• [Problem to work on] Go through the material below and copy all lines with "Income".

• [Supplied data]

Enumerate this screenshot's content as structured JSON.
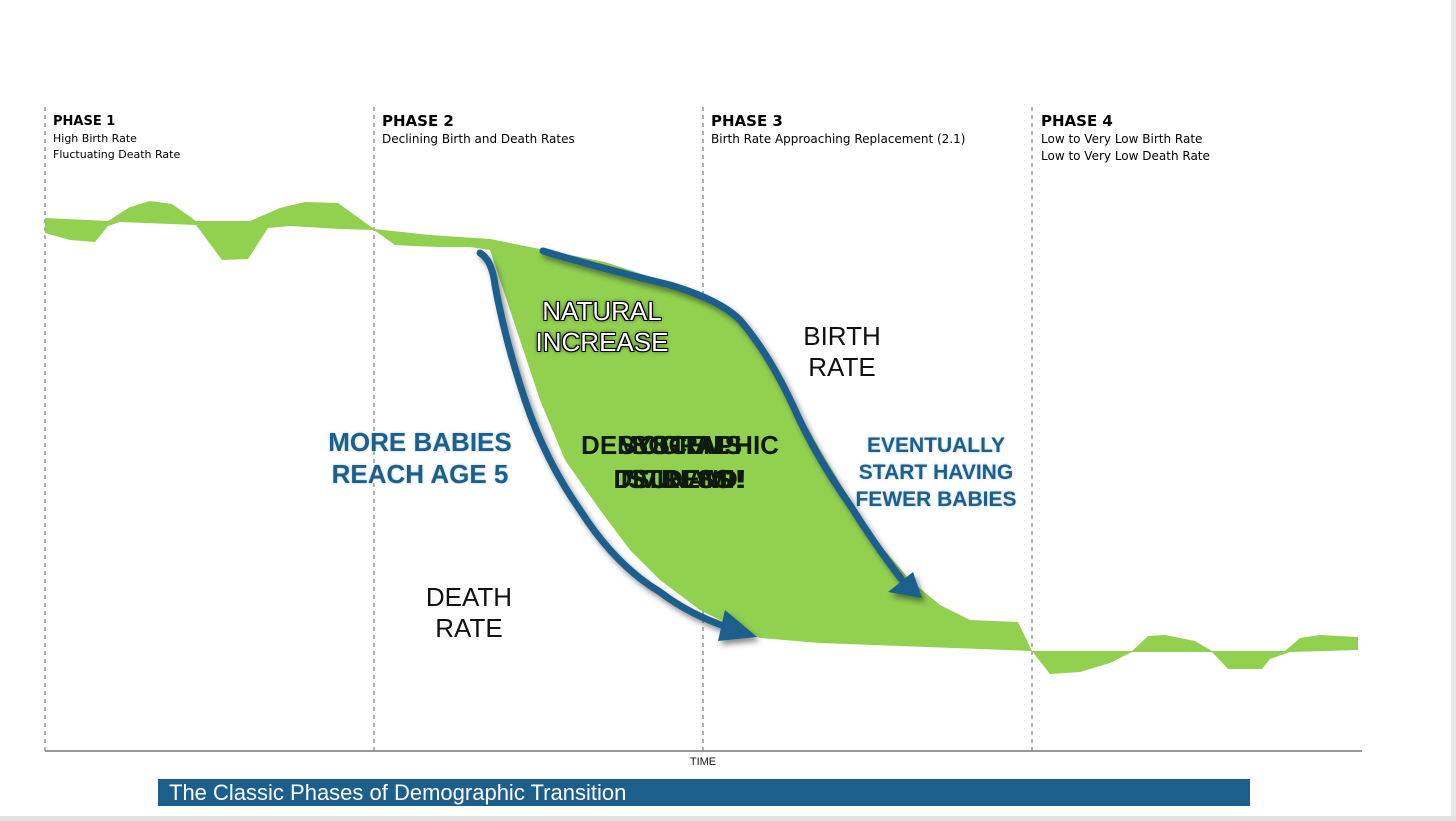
{
  "phases": [
    {
      "title": "PHASE 1",
      "lines": [
        "High Birth Rate",
        "Fluctuating Death Rate"
      ]
    },
    {
      "title": "PHASE 2",
      "lines": [
        "Declining Birth and Death Rates"
      ]
    },
    {
      "title": "PHASE 3",
      "lines": [
        "Birth Rate Approaching Replacement (2.1)"
      ]
    },
    {
      "title": "PHASE 4",
      "lines": [
        "Low to Very Low Birth Rate",
        "Low to Very Low Death Rate"
      ]
    }
  ],
  "labels": {
    "natural_increase": [
      "NATURAL",
      "INCREASE"
    ],
    "birth_rate": [
      "BIRTH",
      "RATE"
    ],
    "death_rate": [
      "DEATH",
      "RATE"
    ],
    "more_babies": [
      "MORE BABIES",
      "REACH AGE 5"
    ],
    "fewer_babies": [
      "EVENTUALLY",
      "START HAVING",
      "FEWER BABIES"
    ],
    "overlap_texts": [
      [
        "DEMOGRAPHIC",
        "DIVIDEND!"
      ],
      [
        "SOCIAL",
        "TSUNAMI!"
      ],
      [
        "SYSTEMS",
        "STRESS"
      ]
    ]
  },
  "axis": {
    "x_label": "TIME"
  },
  "banner": {
    "text": "The Classic Phases of Demographic Transition"
  },
  "colors": {
    "fill": "#92d050",
    "arrow": "#1c5f8d",
    "banner": "#1c5f8d",
    "blue_text": "#1d5f8a"
  }
}
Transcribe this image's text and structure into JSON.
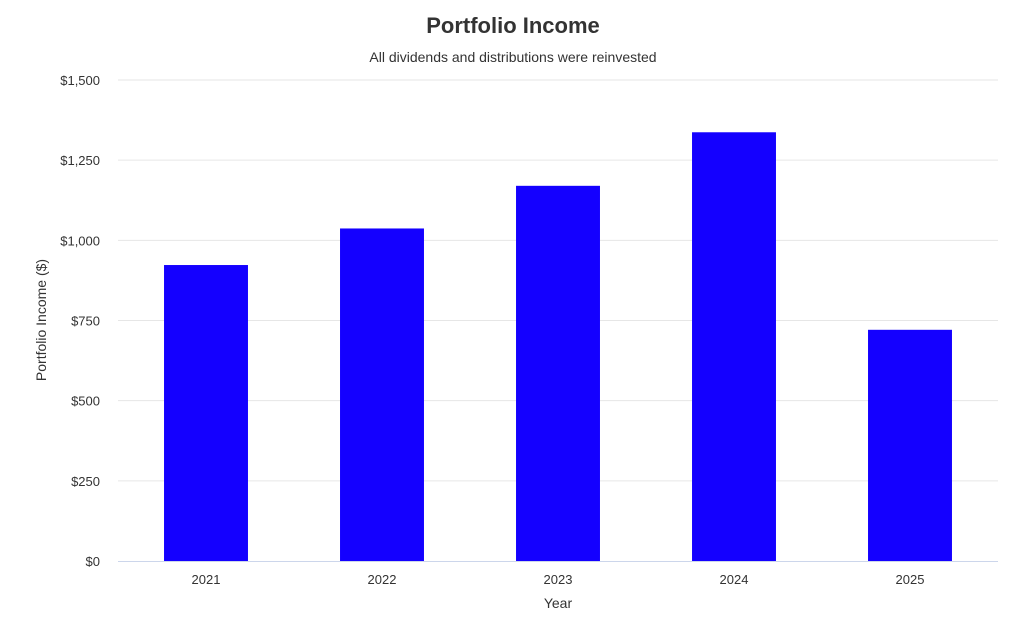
{
  "chart_data": {
    "type": "bar",
    "title": "Portfolio Income",
    "subtitle": "All dividends and distributions were reinvested",
    "xlabel": "Year",
    "ylabel": "Portfolio Income ($)",
    "categories": [
      "2021",
      "2022",
      "2023",
      "2024",
      "2025"
    ],
    "values": [
      923,
      1037,
      1170,
      1337,
      721
    ],
    "ylim": [
      0,
      1500
    ],
    "yticks": [
      0,
      250,
      500,
      750,
      1000,
      1250,
      1500
    ],
    "ytick_labels": [
      "$0",
      "$250",
      "$500",
      "$750",
      "$1,000",
      "$1,250",
      "$1,500"
    ],
    "grid": true,
    "legend": "none",
    "colors": {
      "bar": "#1400ff",
      "grid": "#e6e6e6",
      "axis": "#ccd6eb",
      "text": "#333333"
    }
  }
}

• [Task result]
    "title": "Portfolio Income",
    "ylabel": "Portfolio Income ($)",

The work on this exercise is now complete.